Task brief = Arrange the lines from the first one through the one containing "table-cell [674,519,993,577]", inclusive, as a numbered list with blank lines left out.

===============

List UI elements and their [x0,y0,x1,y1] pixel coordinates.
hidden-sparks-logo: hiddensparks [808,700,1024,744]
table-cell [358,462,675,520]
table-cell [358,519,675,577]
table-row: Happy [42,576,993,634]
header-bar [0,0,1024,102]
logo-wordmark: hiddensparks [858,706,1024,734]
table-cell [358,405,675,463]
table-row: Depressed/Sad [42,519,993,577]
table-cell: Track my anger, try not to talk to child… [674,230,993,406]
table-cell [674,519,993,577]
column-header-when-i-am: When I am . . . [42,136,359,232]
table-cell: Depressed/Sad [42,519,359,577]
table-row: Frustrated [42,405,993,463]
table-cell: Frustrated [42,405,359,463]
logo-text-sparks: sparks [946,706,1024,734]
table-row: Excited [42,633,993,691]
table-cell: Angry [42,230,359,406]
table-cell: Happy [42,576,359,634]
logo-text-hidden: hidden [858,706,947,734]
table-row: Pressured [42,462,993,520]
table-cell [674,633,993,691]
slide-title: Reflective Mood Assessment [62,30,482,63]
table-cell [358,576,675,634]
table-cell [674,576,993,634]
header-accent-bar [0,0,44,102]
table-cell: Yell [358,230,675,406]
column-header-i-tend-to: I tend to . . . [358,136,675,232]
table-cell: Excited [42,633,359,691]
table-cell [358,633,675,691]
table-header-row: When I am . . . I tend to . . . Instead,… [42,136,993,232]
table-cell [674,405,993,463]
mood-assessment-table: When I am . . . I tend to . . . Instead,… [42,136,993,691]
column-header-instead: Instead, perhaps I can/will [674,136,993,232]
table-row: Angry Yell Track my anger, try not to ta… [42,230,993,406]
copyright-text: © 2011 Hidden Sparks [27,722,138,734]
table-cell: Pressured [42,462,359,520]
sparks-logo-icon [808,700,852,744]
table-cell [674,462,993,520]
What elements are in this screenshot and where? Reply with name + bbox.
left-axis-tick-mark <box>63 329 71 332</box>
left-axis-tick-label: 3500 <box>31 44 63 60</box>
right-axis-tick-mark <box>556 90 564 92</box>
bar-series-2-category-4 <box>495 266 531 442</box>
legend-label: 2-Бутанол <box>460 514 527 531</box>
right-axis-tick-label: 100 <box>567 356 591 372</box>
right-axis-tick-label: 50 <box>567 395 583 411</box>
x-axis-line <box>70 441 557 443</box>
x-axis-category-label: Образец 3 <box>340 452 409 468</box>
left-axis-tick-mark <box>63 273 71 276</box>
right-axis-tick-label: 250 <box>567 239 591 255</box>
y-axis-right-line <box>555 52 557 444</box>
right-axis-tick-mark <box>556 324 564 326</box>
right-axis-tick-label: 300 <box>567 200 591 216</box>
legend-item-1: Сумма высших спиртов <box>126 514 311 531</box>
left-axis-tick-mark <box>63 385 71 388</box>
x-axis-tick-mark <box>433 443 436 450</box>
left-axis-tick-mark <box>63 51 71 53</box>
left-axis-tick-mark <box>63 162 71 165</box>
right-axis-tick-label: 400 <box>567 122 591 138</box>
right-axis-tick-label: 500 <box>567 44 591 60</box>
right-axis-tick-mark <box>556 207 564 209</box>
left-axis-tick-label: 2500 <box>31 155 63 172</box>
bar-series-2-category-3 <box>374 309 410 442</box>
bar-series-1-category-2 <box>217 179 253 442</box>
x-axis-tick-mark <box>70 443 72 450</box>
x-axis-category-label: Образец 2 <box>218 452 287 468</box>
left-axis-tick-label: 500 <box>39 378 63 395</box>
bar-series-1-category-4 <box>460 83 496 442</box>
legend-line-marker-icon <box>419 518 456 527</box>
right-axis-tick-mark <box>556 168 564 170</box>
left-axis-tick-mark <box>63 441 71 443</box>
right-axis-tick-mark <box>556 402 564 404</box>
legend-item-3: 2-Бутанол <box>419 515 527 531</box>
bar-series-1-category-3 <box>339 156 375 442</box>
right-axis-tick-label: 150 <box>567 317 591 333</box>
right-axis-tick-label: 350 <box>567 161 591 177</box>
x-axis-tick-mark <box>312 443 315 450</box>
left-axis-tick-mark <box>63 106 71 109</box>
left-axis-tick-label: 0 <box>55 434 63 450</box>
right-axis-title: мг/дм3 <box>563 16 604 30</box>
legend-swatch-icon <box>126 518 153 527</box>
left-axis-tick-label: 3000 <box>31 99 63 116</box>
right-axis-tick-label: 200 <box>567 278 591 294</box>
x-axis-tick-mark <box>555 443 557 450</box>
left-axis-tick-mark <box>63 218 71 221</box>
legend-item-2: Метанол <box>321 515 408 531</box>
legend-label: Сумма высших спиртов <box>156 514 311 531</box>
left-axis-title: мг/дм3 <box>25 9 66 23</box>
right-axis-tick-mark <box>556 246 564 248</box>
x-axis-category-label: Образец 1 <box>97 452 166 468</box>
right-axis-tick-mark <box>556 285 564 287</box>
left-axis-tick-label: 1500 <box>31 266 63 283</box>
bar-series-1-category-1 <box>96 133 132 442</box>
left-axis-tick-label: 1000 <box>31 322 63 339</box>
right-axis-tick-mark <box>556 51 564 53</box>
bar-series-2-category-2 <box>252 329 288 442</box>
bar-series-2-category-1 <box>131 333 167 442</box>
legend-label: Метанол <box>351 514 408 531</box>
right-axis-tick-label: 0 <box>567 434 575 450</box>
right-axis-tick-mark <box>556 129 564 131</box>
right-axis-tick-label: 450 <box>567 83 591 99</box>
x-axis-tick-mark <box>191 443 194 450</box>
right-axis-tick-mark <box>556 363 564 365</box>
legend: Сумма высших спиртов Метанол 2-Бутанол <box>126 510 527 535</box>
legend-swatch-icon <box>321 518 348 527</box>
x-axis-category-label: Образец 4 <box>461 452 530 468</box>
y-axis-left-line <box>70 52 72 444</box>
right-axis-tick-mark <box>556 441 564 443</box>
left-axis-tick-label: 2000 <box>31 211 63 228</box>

===============

Expected answer =
1. List UI elements and their [x0,y0,x1,y1] pixel coordinates.
2. hidden-sparks-logo: hiddensparks [808,700,1024,744]
3. table-cell [358,462,675,520]
4. table-cell [358,519,675,577]
5. table-row: Happy [42,576,993,634]
6. header-bar [0,0,1024,102]
7. logo-wordmark: hiddensparks [858,706,1024,734]
8. table-cell [358,405,675,463]
9. table-row: Depressed/Sad [42,519,993,577]
10. table-cell: Track my anger, try not to talk to child… [674,230,993,406]
11. table-cell [674,519,993,577]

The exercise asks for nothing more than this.